[Stated exercise] Every entry below should be printed exactly, without its images.

[Records supplied]
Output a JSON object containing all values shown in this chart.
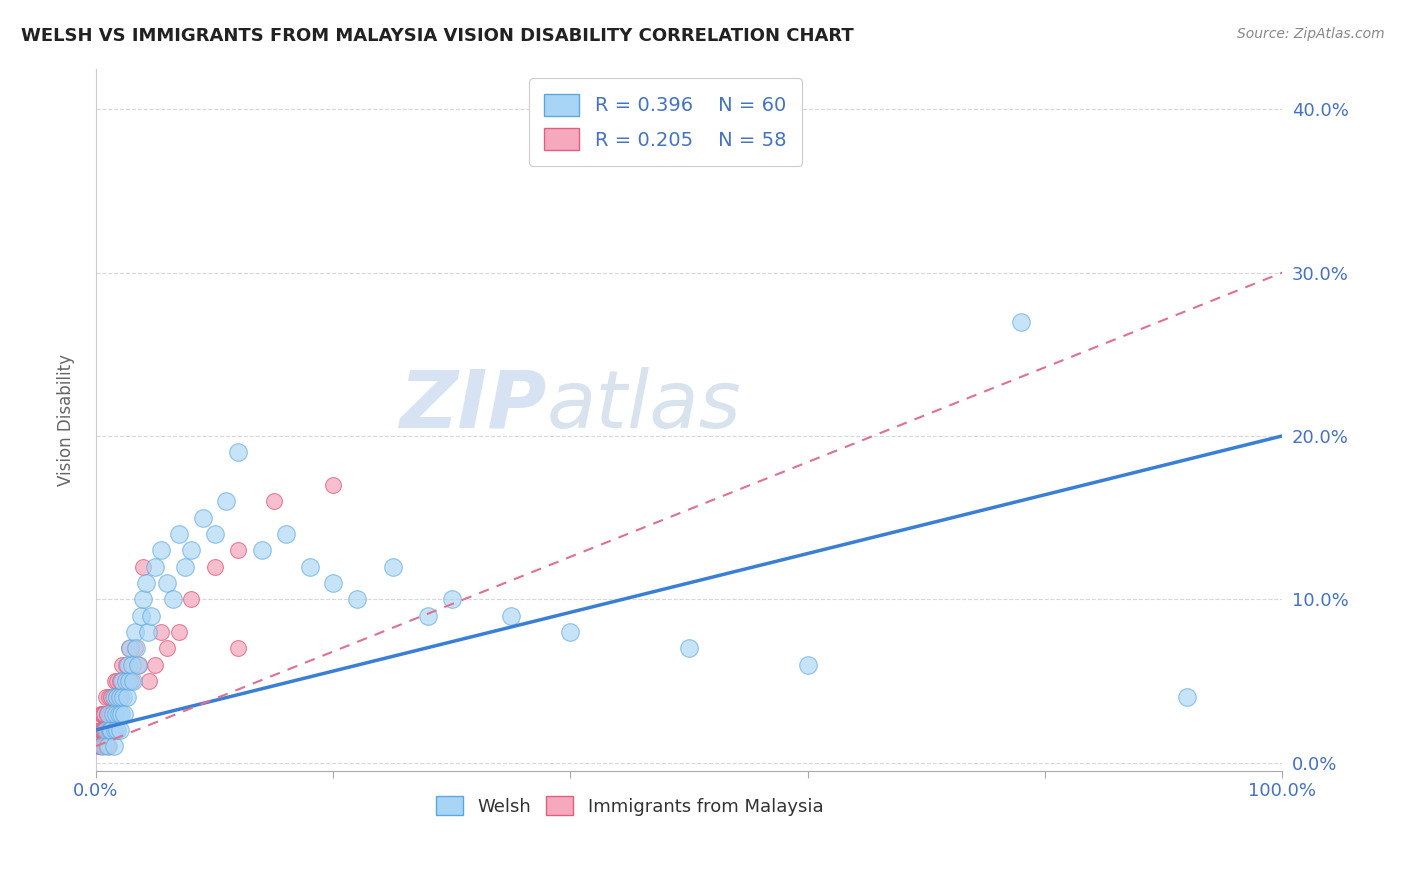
{
  "title": "WELSH VS IMMIGRANTS FROM MALAYSIA VISION DISABILITY CORRELATION CHART",
  "source": "Source: ZipAtlas.com",
  "ylabel": "Vision Disability",
  "yticks": [
    "0.0%",
    "10.0%",
    "20.0%",
    "30.0%",
    "40.0%"
  ],
  "ytick_vals": [
    0.0,
    0.1,
    0.2,
    0.3,
    0.4
  ],
  "xlim": [
    0.0,
    1.0
  ],
  "ylim": [
    -0.005,
    0.425
  ],
  "legend_r1": "R = 0.396",
  "legend_n1": "N = 60",
  "legend_r2": "R = 0.205",
  "legend_n2": "N = 58",
  "color_welsh": "#a8d4f5",
  "color_malaysia": "#f5a8be",
  "color_welsh_edge": "#5ba8e0",
  "color_malaysia_edge": "#e06080",
  "color_welsh_line": "#3a7fd4",
  "color_malaysia_line": "#e07090",
  "watermark_zip": "ZIP",
  "watermark_atlas": "atlas",
  "welsh_x": [
    0.005,
    0.008,
    0.01,
    0.01,
    0.012,
    0.013,
    0.014,
    0.015,
    0.015,
    0.016,
    0.017,
    0.018,
    0.018,
    0.019,
    0.02,
    0.02,
    0.021,
    0.022,
    0.023,
    0.024,
    0.025,
    0.026,
    0.027,
    0.028,
    0.029,
    0.03,
    0.031,
    0.033,
    0.034,
    0.035,
    0.038,
    0.04,
    0.042,
    0.044,
    0.046,
    0.05,
    0.055,
    0.06,
    0.065,
    0.07,
    0.075,
    0.08,
    0.09,
    0.1,
    0.11,
    0.12,
    0.14,
    0.16,
    0.18,
    0.2,
    0.22,
    0.25,
    0.28,
    0.3,
    0.35,
    0.4,
    0.5,
    0.6,
    0.78,
    0.92
  ],
  "welsh_y": [
    0.01,
    0.02,
    0.01,
    0.03,
    0.02,
    0.02,
    0.03,
    0.01,
    0.04,
    0.02,
    0.03,
    0.02,
    0.04,
    0.03,
    0.02,
    0.04,
    0.03,
    0.05,
    0.04,
    0.03,
    0.05,
    0.04,
    0.06,
    0.05,
    0.07,
    0.06,
    0.05,
    0.08,
    0.07,
    0.06,
    0.09,
    0.1,
    0.11,
    0.08,
    0.09,
    0.12,
    0.13,
    0.11,
    0.1,
    0.14,
    0.12,
    0.13,
    0.15,
    0.14,
    0.16,
    0.19,
    0.13,
    0.14,
    0.12,
    0.11,
    0.1,
    0.12,
    0.09,
    0.1,
    0.09,
    0.08,
    0.07,
    0.06,
    0.27,
    0.04
  ],
  "malaysia_x": [
    0.002,
    0.003,
    0.003,
    0.004,
    0.004,
    0.004,
    0.005,
    0.005,
    0.005,
    0.006,
    0.006,
    0.006,
    0.007,
    0.007,
    0.007,
    0.008,
    0.008,
    0.008,
    0.009,
    0.009,
    0.009,
    0.01,
    0.01,
    0.01,
    0.011,
    0.011,
    0.012,
    0.012,
    0.013,
    0.013,
    0.014,
    0.015,
    0.015,
    0.016,
    0.016,
    0.017,
    0.018,
    0.019,
    0.02,
    0.021,
    0.022,
    0.025,
    0.028,
    0.03,
    0.033,
    0.036,
    0.04,
    0.045,
    0.05,
    0.055,
    0.06,
    0.07,
    0.08,
    0.1,
    0.12,
    0.15,
    0.2,
    0.12
  ],
  "malaysia_y": [
    0.01,
    0.01,
    0.02,
    0.01,
    0.02,
    0.03,
    0.01,
    0.02,
    0.03,
    0.01,
    0.02,
    0.03,
    0.01,
    0.02,
    0.03,
    0.01,
    0.02,
    0.04,
    0.01,
    0.02,
    0.03,
    0.01,
    0.02,
    0.03,
    0.02,
    0.04,
    0.02,
    0.03,
    0.02,
    0.04,
    0.03,
    0.02,
    0.04,
    0.03,
    0.05,
    0.04,
    0.05,
    0.04,
    0.05,
    0.04,
    0.06,
    0.06,
    0.07,
    0.05,
    0.07,
    0.06,
    0.12,
    0.05,
    0.06,
    0.08,
    0.07,
    0.08,
    0.1,
    0.12,
    0.13,
    0.16,
    0.17,
    0.07
  ],
  "bg_color": "#ffffff",
  "grid_color": "#d8d8d8",
  "welsh_line_x0": 0.0,
  "welsh_line_y0": 0.02,
  "welsh_line_x1": 1.0,
  "welsh_line_y1": 0.2,
  "malaysia_line_x0": 0.0,
  "malaysia_line_y0": 0.01,
  "malaysia_line_x1": 1.0,
  "malaysia_line_y1": 0.3
}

[Solution to the exercise]
Output a JSON object containing all values shown in this chart.
{
  "title": "WELSH VS IMMIGRANTS FROM MALAYSIA VISION DISABILITY CORRELATION CHART",
  "source": "Source: ZipAtlas.com",
  "ylabel": "Vision Disability",
  "yticks": [
    "0.0%",
    "10.0%",
    "20.0%",
    "30.0%",
    "40.0%"
  ],
  "ytick_vals": [
    0.0,
    0.1,
    0.2,
    0.3,
    0.4
  ],
  "xlim": [
    0.0,
    1.0
  ],
  "ylim": [
    -0.005,
    0.425
  ],
  "legend_r1": "R = 0.396",
  "legend_n1": "N = 60",
  "legend_r2": "R = 0.205",
  "legend_n2": "N = 58",
  "color_welsh": "#a8d4f5",
  "color_malaysia": "#f5a8be",
  "color_welsh_edge": "#5ba8e0",
  "color_malaysia_edge": "#e06080",
  "color_welsh_line": "#3a7fd4",
  "color_malaysia_line": "#e07090",
  "watermark_zip": "ZIP",
  "watermark_atlas": "atlas",
  "welsh_x": [
    0.005,
    0.008,
    0.01,
    0.01,
    0.012,
    0.013,
    0.014,
    0.015,
    0.015,
    0.016,
    0.017,
    0.018,
    0.018,
    0.019,
    0.02,
    0.02,
    0.021,
    0.022,
    0.023,
    0.024,
    0.025,
    0.026,
    0.027,
    0.028,
    0.029,
    0.03,
    0.031,
    0.033,
    0.034,
    0.035,
    0.038,
    0.04,
    0.042,
    0.044,
    0.046,
    0.05,
    0.055,
    0.06,
    0.065,
    0.07,
    0.075,
    0.08,
    0.09,
    0.1,
    0.11,
    0.12,
    0.14,
    0.16,
    0.18,
    0.2,
    0.22,
    0.25,
    0.28,
    0.3,
    0.35,
    0.4,
    0.5,
    0.6,
    0.78,
    0.92
  ],
  "welsh_y": [
    0.01,
    0.02,
    0.01,
    0.03,
    0.02,
    0.02,
    0.03,
    0.01,
    0.04,
    0.02,
    0.03,
    0.02,
    0.04,
    0.03,
    0.02,
    0.04,
    0.03,
    0.05,
    0.04,
    0.03,
    0.05,
    0.04,
    0.06,
    0.05,
    0.07,
    0.06,
    0.05,
    0.08,
    0.07,
    0.06,
    0.09,
    0.1,
    0.11,
    0.08,
    0.09,
    0.12,
    0.13,
    0.11,
    0.1,
    0.14,
    0.12,
    0.13,
    0.15,
    0.14,
    0.16,
    0.19,
    0.13,
    0.14,
    0.12,
    0.11,
    0.1,
    0.12,
    0.09,
    0.1,
    0.09,
    0.08,
    0.07,
    0.06,
    0.27,
    0.04
  ],
  "malaysia_x": [
    0.002,
    0.003,
    0.003,
    0.004,
    0.004,
    0.004,
    0.005,
    0.005,
    0.005,
    0.006,
    0.006,
    0.006,
    0.007,
    0.007,
    0.007,
    0.008,
    0.008,
    0.008,
    0.009,
    0.009,
    0.009,
    0.01,
    0.01,
    0.01,
    0.011,
    0.011,
    0.012,
    0.012,
    0.013,
    0.013,
    0.014,
    0.015,
    0.015,
    0.016,
    0.016,
    0.017,
    0.018,
    0.019,
    0.02,
    0.021,
    0.022,
    0.025,
    0.028,
    0.03,
    0.033,
    0.036,
    0.04,
    0.045,
    0.05,
    0.055,
    0.06,
    0.07,
    0.08,
    0.1,
    0.12,
    0.15,
    0.2,
    0.12
  ],
  "malaysia_y": [
    0.01,
    0.01,
    0.02,
    0.01,
    0.02,
    0.03,
    0.01,
    0.02,
    0.03,
    0.01,
    0.02,
    0.03,
    0.01,
    0.02,
    0.03,
    0.01,
    0.02,
    0.04,
    0.01,
    0.02,
    0.03,
    0.01,
    0.02,
    0.03,
    0.02,
    0.04,
    0.02,
    0.03,
    0.02,
    0.04,
    0.03,
    0.02,
    0.04,
    0.03,
    0.05,
    0.04,
    0.05,
    0.04,
    0.05,
    0.04,
    0.06,
    0.06,
    0.07,
    0.05,
    0.07,
    0.06,
    0.12,
    0.05,
    0.06,
    0.08,
    0.07,
    0.08,
    0.1,
    0.12,
    0.13,
    0.16,
    0.17,
    0.07
  ],
  "bg_color": "#ffffff",
  "grid_color": "#d8d8d8",
  "welsh_line_x0": 0.0,
  "welsh_line_y0": 0.02,
  "welsh_line_x1": 1.0,
  "welsh_line_y1": 0.2,
  "malaysia_line_x0": 0.0,
  "malaysia_line_y0": 0.01,
  "malaysia_line_x1": 1.0,
  "malaysia_line_y1": 0.3
}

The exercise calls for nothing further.